### WHAT YOU ARE ASKED TO DO
In the part of the material that opens with the line containing "Where is each element in this 380px" and closes with the line containing "193, 347, 221]", replace "bounding box" with "enclosing box" and write out only those lines, leaving the pictures out and everything else unchanged.

### SOURCE RECORDS
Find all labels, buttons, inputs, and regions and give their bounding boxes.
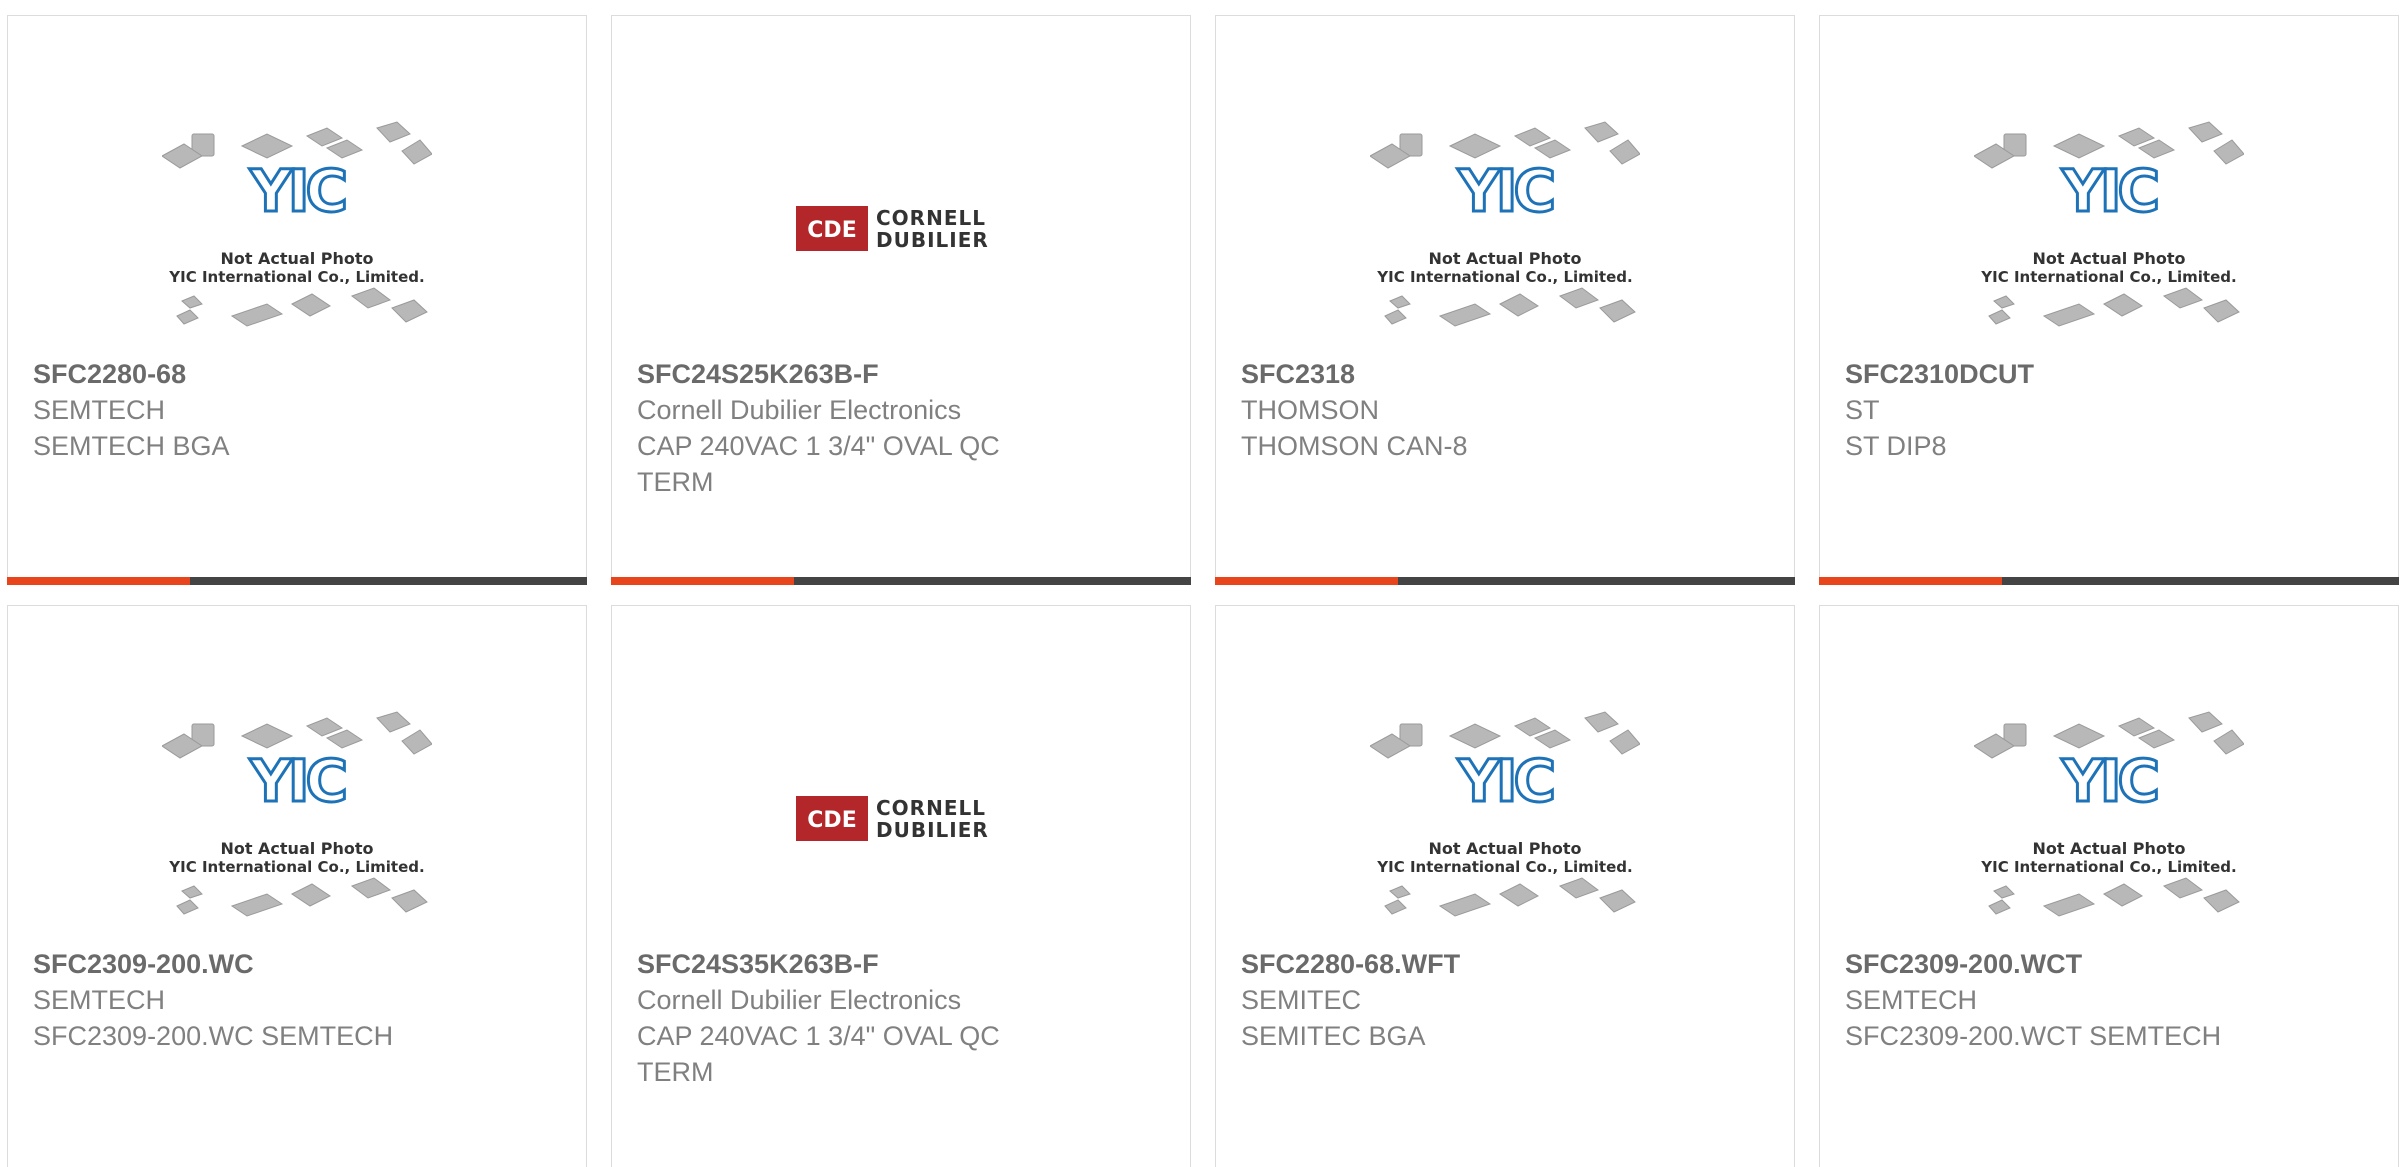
==
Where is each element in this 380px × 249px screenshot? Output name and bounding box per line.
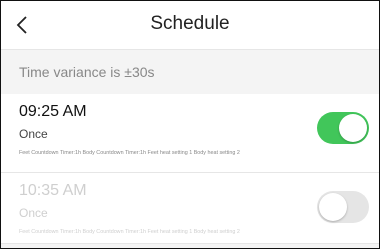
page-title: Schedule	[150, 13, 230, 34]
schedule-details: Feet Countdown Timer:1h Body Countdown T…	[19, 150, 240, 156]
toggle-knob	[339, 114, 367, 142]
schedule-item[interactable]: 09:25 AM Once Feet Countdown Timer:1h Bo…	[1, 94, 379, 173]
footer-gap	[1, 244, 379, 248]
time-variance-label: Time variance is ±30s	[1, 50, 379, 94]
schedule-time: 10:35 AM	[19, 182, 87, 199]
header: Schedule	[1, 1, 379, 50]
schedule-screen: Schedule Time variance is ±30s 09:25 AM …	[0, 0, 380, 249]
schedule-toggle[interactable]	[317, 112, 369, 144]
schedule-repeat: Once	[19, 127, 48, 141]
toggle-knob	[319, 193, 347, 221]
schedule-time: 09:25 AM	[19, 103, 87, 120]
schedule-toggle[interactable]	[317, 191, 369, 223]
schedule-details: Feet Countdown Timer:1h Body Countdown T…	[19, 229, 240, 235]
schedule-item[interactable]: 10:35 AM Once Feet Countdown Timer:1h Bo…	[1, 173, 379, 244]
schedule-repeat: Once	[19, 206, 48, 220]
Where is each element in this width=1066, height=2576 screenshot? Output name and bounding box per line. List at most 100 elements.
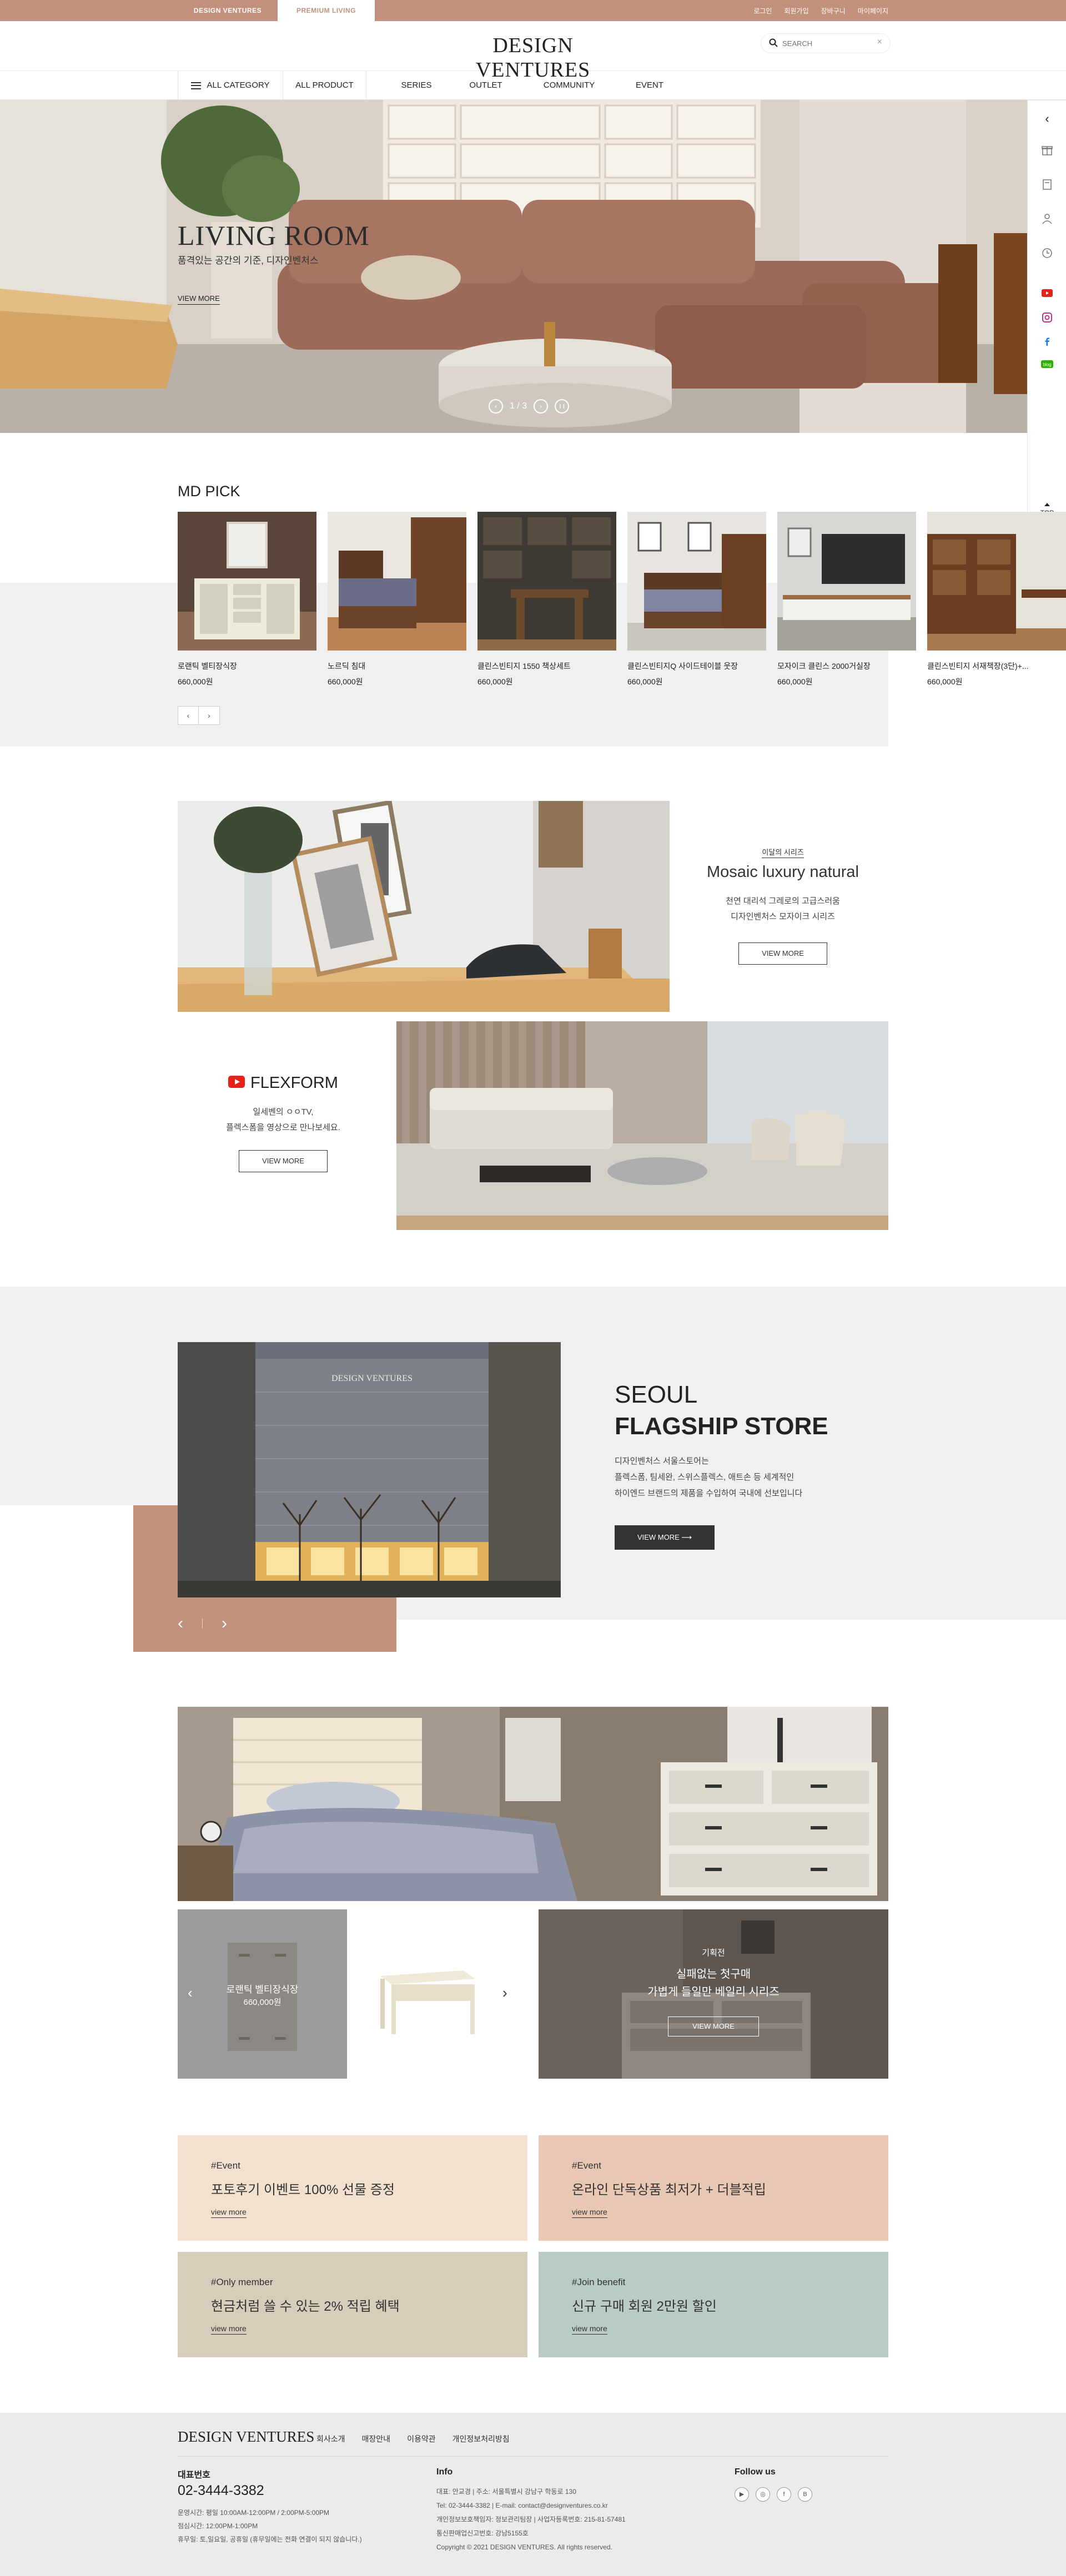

### ANSWER TO THE EXERCISE
Where is each element in this 380px × 249px screenshot? Output name and enclosing box per line.
page-title: Schedule	[150, 13, 230, 34]
schedule-details: Feet Countdown Timer:1h Body Countdown T…	[19, 150, 240, 156]
toggle-knob	[339, 114, 367, 142]
schedule-item[interactable]: 09:25 AM Once Feet Countdown Timer:1h Bo…	[1, 94, 379, 173]
footer-gap	[1, 244, 379, 248]
time-variance-label: Time variance is ±30s	[1, 50, 379, 94]
schedule-time: 10:35 AM	[19, 182, 87, 199]
header: Schedule	[1, 1, 379, 50]
schedule-screen: Schedule Time variance is ±30s 09:25 AM …	[0, 0, 380, 249]
schedule-toggle[interactable]	[317, 112, 369, 144]
schedule-repeat: Once	[19, 127, 48, 141]
toggle-knob	[319, 193, 347, 221]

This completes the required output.